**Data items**
════════════════

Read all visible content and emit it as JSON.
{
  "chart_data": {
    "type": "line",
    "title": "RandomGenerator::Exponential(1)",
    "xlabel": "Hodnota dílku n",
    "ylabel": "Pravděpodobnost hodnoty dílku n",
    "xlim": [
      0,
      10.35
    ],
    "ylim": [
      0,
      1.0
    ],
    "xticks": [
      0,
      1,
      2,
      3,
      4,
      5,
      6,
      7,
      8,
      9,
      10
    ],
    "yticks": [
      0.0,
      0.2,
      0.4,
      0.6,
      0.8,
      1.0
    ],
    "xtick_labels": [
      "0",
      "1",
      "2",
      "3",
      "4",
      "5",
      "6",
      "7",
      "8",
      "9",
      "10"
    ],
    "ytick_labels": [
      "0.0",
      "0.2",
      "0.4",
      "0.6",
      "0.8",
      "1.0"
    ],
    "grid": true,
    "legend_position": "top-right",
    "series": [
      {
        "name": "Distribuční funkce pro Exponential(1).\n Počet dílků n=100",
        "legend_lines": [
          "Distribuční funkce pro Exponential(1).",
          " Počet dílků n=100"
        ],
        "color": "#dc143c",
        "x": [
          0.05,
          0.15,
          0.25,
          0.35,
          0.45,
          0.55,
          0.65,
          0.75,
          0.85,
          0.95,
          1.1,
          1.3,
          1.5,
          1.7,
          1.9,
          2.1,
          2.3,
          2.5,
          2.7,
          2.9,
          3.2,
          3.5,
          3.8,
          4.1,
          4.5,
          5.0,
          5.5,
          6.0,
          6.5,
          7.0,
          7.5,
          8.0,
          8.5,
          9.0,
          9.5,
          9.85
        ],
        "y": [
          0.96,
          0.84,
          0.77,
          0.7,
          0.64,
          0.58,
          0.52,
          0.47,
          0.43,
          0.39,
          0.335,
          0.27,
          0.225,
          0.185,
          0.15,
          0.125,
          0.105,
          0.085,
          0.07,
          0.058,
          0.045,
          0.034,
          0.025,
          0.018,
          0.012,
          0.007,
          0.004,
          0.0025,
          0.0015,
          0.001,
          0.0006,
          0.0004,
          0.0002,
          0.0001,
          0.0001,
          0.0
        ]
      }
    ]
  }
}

════════════════

In full and verbatim, repeat the records given above.

Read all visible content and emit it as JSON.
{
  "chart_data": {
    "type": "line",
    "title": "RandomGenerator::Exponential(1)",
    "xlabel": "Hodnota dílku n",
    "ylabel": "Pravděpodobnost hodnoty dílku n",
    "xlim": [
      0,
      10.35
    ],
    "ylim": [
      0,
      1.0
    ],
    "xticks": [
      0,
      1,
      2,
      3,
      4,
      5,
      6,
      7,
      8,
      9,
      10
    ],
    "yticks": [
      0.0,
      0.2,
      0.4,
      0.6,
      0.8,
      1.0
    ],
    "xtick_labels": [
      "0",
      "1",
      "2",
      "3",
      "4",
      "5",
      "6",
      "7",
      "8",
      "9",
      "10"
    ],
    "ytick_labels": [
      "0.0",
      "0.2",
      "0.4",
      "0.6",
      "0.8",
      "1.0"
    ],
    "grid": true,
    "legend_position": "top-right",
    "series": [
      {
        "name": "Distribuční funkce pro Exponential(1).\n Počet dílků n=100",
        "legend_lines": [
          "Distribuční funkce pro Exponential(1).",
          " Počet dílků n=100"
        ],
        "color": "#dc143c",
        "x": [
          0.05,
          0.15,
          0.25,
          0.35,
          0.45,
          0.55,
          0.65,
          0.75,
          0.85,
          0.95,
          1.1,
          1.3,
          1.5,
          1.7,
          1.9,
          2.1,
          2.3,
          2.5,
          2.7,
          2.9,
          3.2,
          3.5,
          3.8,
          4.1,
          4.5,
          5.0,
          5.5,
          6.0,
          6.5,
          7.0,
          7.5,
          8.0,
          8.5,
          9.0,
          9.5,
          9.85
        ],
        "y": [
          0.96,
          0.84,
          0.77,
          0.7,
          0.64,
          0.58,
          0.52,
          0.47,
          0.43,
          0.39,
          0.335,
          0.27,
          0.225,
          0.185,
          0.15,
          0.125,
          0.105,
          0.085,
          0.07,
          0.058,
          0.045,
          0.034,
          0.025,
          0.018,
          0.012,
          0.007,
          0.004,
          0.0025,
          0.0015,
          0.001,
          0.0006,
          0.0004,
          0.0002,
          0.0001,
          0.0001,
          0.0
        ]
      }
    ]
  }
}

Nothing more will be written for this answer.